Provided passage:
╔══

On 5 July 2017 the Supreme Court of the Bashkortostan Republic upheld the judgment of 13 March 2017 on appeal. It held, in particular, that the applicant’s reference to paragraph 29 of Plenary Ruling no. 16 was “unfounded” (несостоятельный).

The applicant’s cassation appeal was rejected on 22 November 2017 by a judge of the Supreme Court of the Bashkortostan Republic. She held, in particular:

“The arguments that the [lower] courts had not taken into account the requirements of paragraph 29 of Plenary Ruling no. 16 by the Supreme Court of 16 May 2017 … may not serve as a ground for quashing their judgments: no exceptional circumstances have been established for allowing the plaintiff’s claims and showing that in this way the best interests of the child – which shall be a primary consideration – will be ensured.”

The applicant’s second cassation appeal was rejected on 19 February 2018 by the Supreme Court of the Russian Federation.

3. Contact rights proceedings

Meanwhile, on 12 October 2017 the Leninskiy District Court of Ufa annulled the contact order of 31 October 2016 on account of a newly discovered circumstance: the Sterlitamak Town Court’s judgment establishing that the applicant was not V.’s biological father and terminating his parental status.

The applicant again applied for contact rights.

On 22 December 2017 the Leninskiy District Court of Ufa rejected his application, finding that he was not entitled to maintain contact with V. as he was not his father.

The applicant appealed. He complained that his request to have V. questioned about his wishes had been rejected by the District Court. He submitted that he had continued to actively participate in his son’s life after the divorce and that V. was very attached to him. Expert psychologists had therefore recommended on 25 August 2016 that contact between them should be maintained. The Town Court had therefore failed to take into account the best interests of the child.

On 22 March 2018 the Supreme Court of the Bashkortostan Republic quashed the judgment of 22 December 2017 on appeal and discontinued the proceedings. Given that the applicant was not V.’s father or relative, he had no standing to apply for contact rights.

╚══

What to work on:
1. Answer these from the passage on the court proceedings:
(a) On what date did a judge of the Supreme Court of the Bashkortostan Republic reject the applicant's cassation appeal?
(b) Which court annulled the contact order of 31 October 2016, and on what date?
(c) On what date did expert psychologists recommend that contact between the applicant and V. be maintained?
2. Sum up the passage on the court proceedings in two sentences.
3. Continue the passage on the court proceedings from the point where it stops.

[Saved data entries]
╔══

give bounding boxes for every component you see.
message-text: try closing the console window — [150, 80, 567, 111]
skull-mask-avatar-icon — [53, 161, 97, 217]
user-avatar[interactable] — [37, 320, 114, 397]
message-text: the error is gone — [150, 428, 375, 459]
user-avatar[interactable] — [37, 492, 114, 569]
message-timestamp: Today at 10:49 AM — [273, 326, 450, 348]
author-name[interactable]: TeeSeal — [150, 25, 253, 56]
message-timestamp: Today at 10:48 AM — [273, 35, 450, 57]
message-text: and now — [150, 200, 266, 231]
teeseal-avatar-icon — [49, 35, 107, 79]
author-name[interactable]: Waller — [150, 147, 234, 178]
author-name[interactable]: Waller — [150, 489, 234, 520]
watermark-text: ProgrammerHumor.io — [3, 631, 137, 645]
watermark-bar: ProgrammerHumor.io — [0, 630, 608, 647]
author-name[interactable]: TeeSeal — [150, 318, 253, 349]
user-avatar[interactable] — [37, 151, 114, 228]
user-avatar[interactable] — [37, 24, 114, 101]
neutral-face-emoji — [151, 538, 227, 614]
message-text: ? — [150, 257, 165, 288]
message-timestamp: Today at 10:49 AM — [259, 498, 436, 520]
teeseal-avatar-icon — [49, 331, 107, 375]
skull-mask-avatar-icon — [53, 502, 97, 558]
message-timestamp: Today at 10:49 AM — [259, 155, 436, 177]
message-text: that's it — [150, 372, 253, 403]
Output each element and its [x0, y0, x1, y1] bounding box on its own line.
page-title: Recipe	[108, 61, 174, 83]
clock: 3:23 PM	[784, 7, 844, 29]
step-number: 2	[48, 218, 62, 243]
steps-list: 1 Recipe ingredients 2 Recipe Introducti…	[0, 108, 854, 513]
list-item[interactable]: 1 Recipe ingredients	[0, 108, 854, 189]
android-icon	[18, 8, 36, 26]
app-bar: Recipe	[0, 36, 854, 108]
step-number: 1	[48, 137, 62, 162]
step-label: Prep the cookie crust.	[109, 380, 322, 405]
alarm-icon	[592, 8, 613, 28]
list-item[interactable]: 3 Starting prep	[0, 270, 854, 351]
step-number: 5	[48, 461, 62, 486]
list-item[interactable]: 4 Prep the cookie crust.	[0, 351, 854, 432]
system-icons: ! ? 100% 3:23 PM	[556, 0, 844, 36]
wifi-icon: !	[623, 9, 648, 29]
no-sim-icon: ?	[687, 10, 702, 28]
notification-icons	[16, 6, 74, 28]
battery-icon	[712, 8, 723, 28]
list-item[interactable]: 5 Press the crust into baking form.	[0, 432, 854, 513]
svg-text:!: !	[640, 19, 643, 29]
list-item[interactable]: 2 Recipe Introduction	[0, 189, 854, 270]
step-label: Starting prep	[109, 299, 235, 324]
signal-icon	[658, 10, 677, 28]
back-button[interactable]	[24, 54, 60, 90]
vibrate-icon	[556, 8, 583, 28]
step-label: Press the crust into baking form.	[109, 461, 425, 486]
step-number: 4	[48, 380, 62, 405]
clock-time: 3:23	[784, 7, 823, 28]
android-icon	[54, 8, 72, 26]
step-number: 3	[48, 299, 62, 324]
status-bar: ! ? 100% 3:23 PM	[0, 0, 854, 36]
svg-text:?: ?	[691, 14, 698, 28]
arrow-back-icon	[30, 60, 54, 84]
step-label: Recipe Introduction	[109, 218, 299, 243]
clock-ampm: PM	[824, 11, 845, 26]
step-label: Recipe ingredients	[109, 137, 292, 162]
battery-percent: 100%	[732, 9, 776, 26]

╚══

Outputs by task:
1.
(a) 22 November 2017
(b) The Leninskiy District Court of Ufa, on 12 October 2017
(c) 25 August 2016

2. The judgment of 13 March 2017 was upheld on appeal by the Supreme Court of the Bashkortostan Republic, and cassation appeals were rejected by a judge of that court and then, on 19 February 2018, by the Supreme Court of the Russian Federation. In the contact rights proceedings, the contact order was annulled once a court had established that the applicant was not V.'s biological father, and his new application for contact ended on 22 March 2018, when the Supreme Court of the Bashkortostan Republic discontinued the proceedings because, not being V.'s father or relative, he had no standing.

3.
The applicant’s cassation appeals were rejected on 15 May 2018 by a judge of the Supreme Court of the Bashkortostan Republic and on 2 July 2018 by the Supreme Court of the Russian Federation.

B. Relevant domestic law

For a summary of the relevant domestic law see Nazarenko v. Russia (no. 39438/13, §§ 33-40, ECHR 2015 (extracts)).

The applicable domestic provisions have been since interpreted by the Supreme Court as follows.

Plenary Ruling no. 16 of the Supreme Court of 16 May 2017 provides, in its paragraph 29:

“… if the mother’s or the guardian’s judicial application contesting paternity is not accompanied by a request to establish paternity of the biological father or by the biological father’s request to establish his paternity and if the person registered as the child’s legal father objects to allowing the application a court may in exceptional circumstances reject the application contesting paternity with the aim of ensuring the child’s interests which shall be a primary consideration (Article 3 of the Convention on the Rights of the Child and Article 1 § 3 [of the Family Code]) and taking into account particular circumstances of the case (for example, a long family relationship established between the child and the person registered as his legal father, the child’s stable emotional attachment to that person, that person’s intention to continue taking care of the child and raising him as his own).”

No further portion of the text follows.